[Dataset records on visual material]:

[Start of section]

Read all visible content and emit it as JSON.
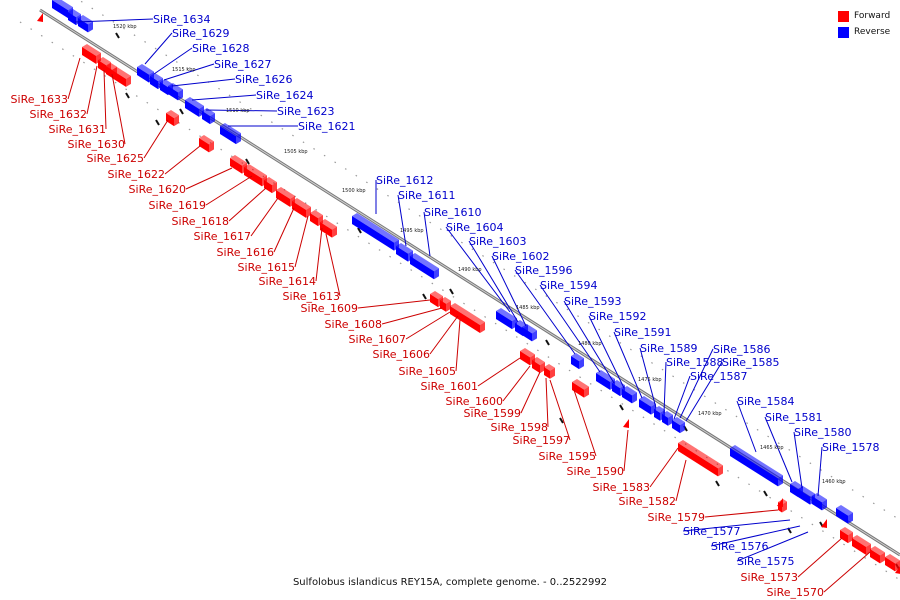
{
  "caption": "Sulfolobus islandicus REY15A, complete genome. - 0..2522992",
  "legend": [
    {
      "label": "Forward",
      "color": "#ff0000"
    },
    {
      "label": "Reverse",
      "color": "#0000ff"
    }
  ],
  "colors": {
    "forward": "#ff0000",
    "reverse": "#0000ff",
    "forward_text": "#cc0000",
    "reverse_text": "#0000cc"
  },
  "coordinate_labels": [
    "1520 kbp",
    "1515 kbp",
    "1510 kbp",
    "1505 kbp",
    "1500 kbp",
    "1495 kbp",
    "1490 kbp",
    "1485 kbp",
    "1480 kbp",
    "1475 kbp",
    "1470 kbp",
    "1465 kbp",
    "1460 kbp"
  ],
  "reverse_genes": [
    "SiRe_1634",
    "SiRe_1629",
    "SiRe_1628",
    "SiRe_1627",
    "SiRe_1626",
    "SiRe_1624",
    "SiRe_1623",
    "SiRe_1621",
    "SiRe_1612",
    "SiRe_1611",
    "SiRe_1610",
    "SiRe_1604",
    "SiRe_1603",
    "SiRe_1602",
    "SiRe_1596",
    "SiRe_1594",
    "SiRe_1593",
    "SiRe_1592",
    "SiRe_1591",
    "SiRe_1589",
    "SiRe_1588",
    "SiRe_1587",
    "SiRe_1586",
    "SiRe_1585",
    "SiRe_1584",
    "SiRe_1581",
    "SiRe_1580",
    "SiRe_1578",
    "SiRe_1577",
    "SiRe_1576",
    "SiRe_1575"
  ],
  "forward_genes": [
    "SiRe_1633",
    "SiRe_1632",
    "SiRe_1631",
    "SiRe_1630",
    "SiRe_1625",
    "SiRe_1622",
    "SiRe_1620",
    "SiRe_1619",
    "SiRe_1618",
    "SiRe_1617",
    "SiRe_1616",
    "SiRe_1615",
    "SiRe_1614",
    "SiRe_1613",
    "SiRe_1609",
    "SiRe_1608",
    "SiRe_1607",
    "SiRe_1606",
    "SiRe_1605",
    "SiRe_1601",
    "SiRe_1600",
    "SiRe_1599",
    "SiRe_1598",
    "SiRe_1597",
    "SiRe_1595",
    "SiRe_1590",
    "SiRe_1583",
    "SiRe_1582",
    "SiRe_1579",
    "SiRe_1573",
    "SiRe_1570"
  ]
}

[End of section]

[Task to carry out]: All entries are to be duplicated exactly, with the pictures left out.

[Result of the exercise]:
Read all visible content and emit it as JSON.
{
  "caption": "Sulfolobus islandicus REY15A, complete genome. - 0..2522992",
  "legend": [
    {
      "label": "Forward",
      "color": "#ff0000"
    },
    {
      "label": "Reverse",
      "color": "#0000ff"
    }
  ],
  "colors": {
    "forward": "#ff0000",
    "reverse": "#0000ff",
    "forward_text": "#cc0000",
    "reverse_text": "#0000cc"
  },
  "coordinate_labels": [
    "1520 kbp",
    "1515 kbp",
    "1510 kbp",
    "1505 kbp",
    "1500 kbp",
    "1495 kbp",
    "1490 kbp",
    "1485 kbp",
    "1480 kbp",
    "1475 kbp",
    "1470 kbp",
    "1465 kbp",
    "1460 kbp"
  ],
  "reverse_genes": [
    "SiRe_1634",
    "SiRe_1629",
    "SiRe_1628",
    "SiRe_1627",
    "SiRe_1626",
    "SiRe_1624",
    "SiRe_1623",
    "SiRe_1621",
    "SiRe_1612",
    "SiRe_1611",
    "SiRe_1610",
    "SiRe_1604",
    "SiRe_1603",
    "SiRe_1602",
    "SiRe_1596",
    "SiRe_1594",
    "SiRe_1593",
    "SiRe_1592",
    "SiRe_1591",
    "SiRe_1589",
    "SiRe_1588",
    "SiRe_1587",
    "SiRe_1586",
    "SiRe_1585",
    "SiRe_1584",
    "SiRe_1581",
    "SiRe_1580",
    "SiRe_1578",
    "SiRe_1577",
    "SiRe_1576",
    "SiRe_1575"
  ],
  "forward_genes": [
    "SiRe_1633",
    "SiRe_1632",
    "SiRe_1631",
    "SiRe_1630",
    "SiRe_1625",
    "SiRe_1622",
    "SiRe_1620",
    "SiRe_1619",
    "SiRe_1618",
    "SiRe_1617",
    "SiRe_1616",
    "SiRe_1615",
    "SiRe_1614",
    "SiRe_1613",
    "SiRe_1609",
    "SiRe_1608",
    "SiRe_1607",
    "SiRe_1606",
    "SiRe_1605",
    "SiRe_1601",
    "SiRe_1600",
    "SiRe_1599",
    "SiRe_1598",
    "SiRe_1597",
    "SiRe_1595",
    "SiRe_1590",
    "SiRe_1583",
    "SiRe_1582",
    "SiRe_1579",
    "SiRe_1573",
    "SiRe_1570"
  ]
}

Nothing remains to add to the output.